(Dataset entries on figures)
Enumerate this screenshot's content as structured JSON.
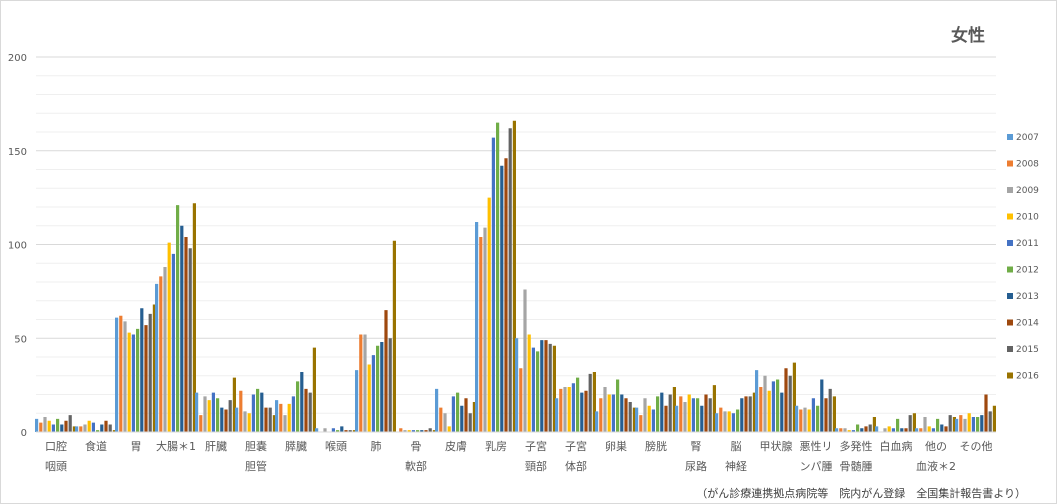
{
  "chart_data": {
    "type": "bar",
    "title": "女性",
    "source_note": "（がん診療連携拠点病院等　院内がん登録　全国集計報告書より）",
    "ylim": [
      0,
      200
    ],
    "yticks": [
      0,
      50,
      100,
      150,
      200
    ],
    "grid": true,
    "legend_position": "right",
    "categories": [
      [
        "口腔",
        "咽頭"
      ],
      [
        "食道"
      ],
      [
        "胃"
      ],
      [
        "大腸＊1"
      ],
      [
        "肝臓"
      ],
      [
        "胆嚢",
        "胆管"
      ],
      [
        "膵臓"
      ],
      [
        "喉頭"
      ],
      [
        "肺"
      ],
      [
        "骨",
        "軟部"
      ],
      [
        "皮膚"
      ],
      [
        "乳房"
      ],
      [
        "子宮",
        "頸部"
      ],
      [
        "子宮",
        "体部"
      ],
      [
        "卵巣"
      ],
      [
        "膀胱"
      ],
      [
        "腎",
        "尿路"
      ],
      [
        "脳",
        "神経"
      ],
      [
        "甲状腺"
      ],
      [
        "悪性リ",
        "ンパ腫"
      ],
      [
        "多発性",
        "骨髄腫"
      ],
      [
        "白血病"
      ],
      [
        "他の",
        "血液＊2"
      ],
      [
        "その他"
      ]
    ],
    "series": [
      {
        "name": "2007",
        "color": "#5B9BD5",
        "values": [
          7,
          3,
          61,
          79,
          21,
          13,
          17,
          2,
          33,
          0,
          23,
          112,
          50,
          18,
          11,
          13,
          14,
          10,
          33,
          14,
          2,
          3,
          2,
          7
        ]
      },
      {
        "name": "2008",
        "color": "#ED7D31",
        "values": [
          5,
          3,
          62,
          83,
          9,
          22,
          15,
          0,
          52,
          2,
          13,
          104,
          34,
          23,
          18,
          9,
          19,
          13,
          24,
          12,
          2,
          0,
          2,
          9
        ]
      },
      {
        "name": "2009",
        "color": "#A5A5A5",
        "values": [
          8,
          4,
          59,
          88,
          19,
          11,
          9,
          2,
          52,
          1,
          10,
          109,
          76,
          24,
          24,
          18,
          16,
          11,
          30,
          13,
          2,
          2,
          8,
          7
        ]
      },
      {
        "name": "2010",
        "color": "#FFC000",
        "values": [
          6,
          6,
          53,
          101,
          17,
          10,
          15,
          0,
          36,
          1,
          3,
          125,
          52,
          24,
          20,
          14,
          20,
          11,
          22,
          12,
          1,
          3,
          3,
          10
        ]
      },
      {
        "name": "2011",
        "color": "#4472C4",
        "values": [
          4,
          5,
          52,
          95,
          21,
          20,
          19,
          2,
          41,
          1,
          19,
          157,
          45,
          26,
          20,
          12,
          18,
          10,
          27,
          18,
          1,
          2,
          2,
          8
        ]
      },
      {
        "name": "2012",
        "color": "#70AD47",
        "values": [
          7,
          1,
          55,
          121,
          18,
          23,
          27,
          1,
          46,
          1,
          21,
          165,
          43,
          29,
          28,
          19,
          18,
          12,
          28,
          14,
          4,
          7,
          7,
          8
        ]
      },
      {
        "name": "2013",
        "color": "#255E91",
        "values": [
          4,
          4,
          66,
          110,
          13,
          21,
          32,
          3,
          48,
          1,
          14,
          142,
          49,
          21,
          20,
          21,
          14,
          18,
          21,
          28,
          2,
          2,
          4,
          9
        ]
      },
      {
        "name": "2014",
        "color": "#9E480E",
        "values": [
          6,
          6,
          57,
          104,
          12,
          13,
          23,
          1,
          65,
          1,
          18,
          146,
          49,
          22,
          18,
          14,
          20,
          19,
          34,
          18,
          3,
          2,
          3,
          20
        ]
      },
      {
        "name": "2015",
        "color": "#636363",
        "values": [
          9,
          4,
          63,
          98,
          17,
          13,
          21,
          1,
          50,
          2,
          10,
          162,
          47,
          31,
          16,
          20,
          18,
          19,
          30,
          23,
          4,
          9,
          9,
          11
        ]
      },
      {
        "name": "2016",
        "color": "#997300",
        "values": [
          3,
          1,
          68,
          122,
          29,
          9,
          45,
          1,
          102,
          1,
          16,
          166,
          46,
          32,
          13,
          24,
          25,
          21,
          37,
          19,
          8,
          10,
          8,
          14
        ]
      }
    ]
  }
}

** TASK OBJECTIVE **
Transcribe all of the records above character for character. Exclude the pictures.

** WRITTEN RESPONSE **
Enumerate this screenshot's content as structured JSON.
{
  "chart_data": {
    "type": "bar",
    "title": "女性",
    "source_note": "（がん診療連携拠点病院等　院内がん登録　全国集計報告書より）",
    "ylim": [
      0,
      200
    ],
    "yticks": [
      0,
      50,
      100,
      150,
      200
    ],
    "grid": true,
    "legend_position": "right",
    "categories": [
      [
        "口腔",
        "咽頭"
      ],
      [
        "食道"
      ],
      [
        "胃"
      ],
      [
        "大腸＊1"
      ],
      [
        "肝臓"
      ],
      [
        "胆嚢",
        "胆管"
      ],
      [
        "膵臓"
      ],
      [
        "喉頭"
      ],
      [
        "肺"
      ],
      [
        "骨",
        "軟部"
      ],
      [
        "皮膚"
      ],
      [
        "乳房"
      ],
      [
        "子宮",
        "頸部"
      ],
      [
        "子宮",
        "体部"
      ],
      [
        "卵巣"
      ],
      [
        "膀胱"
      ],
      [
        "腎",
        "尿路"
      ],
      [
        "脳",
        "神経"
      ],
      [
        "甲状腺"
      ],
      [
        "悪性リ",
        "ンパ腫"
      ],
      [
        "多発性",
        "骨髄腫"
      ],
      [
        "白血病"
      ],
      [
        "他の",
        "血液＊2"
      ],
      [
        "その他"
      ]
    ],
    "series": [
      {
        "name": "2007",
        "color": "#5B9BD5",
        "values": [
          7,
          3,
          61,
          79,
          21,
          13,
          17,
          2,
          33,
          0,
          23,
          112,
          50,
          18,
          11,
          13,
          14,
          10,
          33,
          14,
          2,
          3,
          2,
          7
        ]
      },
      {
        "name": "2008",
        "color": "#ED7D31",
        "values": [
          5,
          3,
          62,
          83,
          9,
          22,
          15,
          0,
          52,
          2,
          13,
          104,
          34,
          23,
          18,
          9,
          19,
          13,
          24,
          12,
          2,
          0,
          2,
          9
        ]
      },
      {
        "name": "2009",
        "color": "#A5A5A5",
        "values": [
          8,
          4,
          59,
          88,
          19,
          11,
          9,
          2,
          52,
          1,
          10,
          109,
          76,
          24,
          24,
          18,
          16,
          11,
          30,
          13,
          2,
          2,
          8,
          7
        ]
      },
      {
        "name": "2010",
        "color": "#FFC000",
        "values": [
          6,
          6,
          53,
          101,
          17,
          10,
          15,
          0,
          36,
          1,
          3,
          125,
          52,
          24,
          20,
          14,
          20,
          11,
          22,
          12,
          1,
          3,
          3,
          10
        ]
      },
      {
        "name": "2011",
        "color": "#4472C4",
        "values": [
          4,
          5,
          52,
          95,
          21,
          20,
          19,
          2,
          41,
          1,
          19,
          157,
          45,
          26,
          20,
          12,
          18,
          10,
          27,
          18,
          1,
          2,
          2,
          8
        ]
      },
      {
        "name": "2012",
        "color": "#70AD47",
        "values": [
          7,
          1,
          55,
          121,
          18,
          23,
          27,
          1,
          46,
          1,
          21,
          165,
          43,
          29,
          28,
          19,
          18,
          12,
          28,
          14,
          4,
          7,
          7,
          8
        ]
      },
      {
        "name": "2013",
        "color": "#255E91",
        "values": [
          4,
          4,
          66,
          110,
          13,
          21,
          32,
          3,
          48,
          1,
          14,
          142,
          49,
          21,
          20,
          21,
          14,
          18,
          21,
          28,
          2,
          2,
          4,
          9
        ]
      },
      {
        "name": "2014",
        "color": "#9E480E",
        "values": [
          6,
          6,
          57,
          104,
          12,
          13,
          23,
          1,
          65,
          1,
          18,
          146,
          49,
          22,
          18,
          14,
          20,
          19,
          34,
          18,
          3,
          2,
          3,
          20
        ]
      },
      {
        "name": "2015",
        "color": "#636363",
        "values": [
          9,
          4,
          63,
          98,
          17,
          13,
          21,
          1,
          50,
          2,
          10,
          162,
          47,
          31,
          16,
          20,
          18,
          19,
          30,
          23,
          4,
          9,
          9,
          11
        ]
      },
      {
        "name": "2016",
        "color": "#997300",
        "values": [
          3,
          1,
          68,
          122,
          29,
          9,
          45,
          1,
          102,
          1,
          16,
          166,
          46,
          32,
          13,
          24,
          25,
          21,
          37,
          19,
          8,
          10,
          8,
          14
        ]
      }
    ]
  }
}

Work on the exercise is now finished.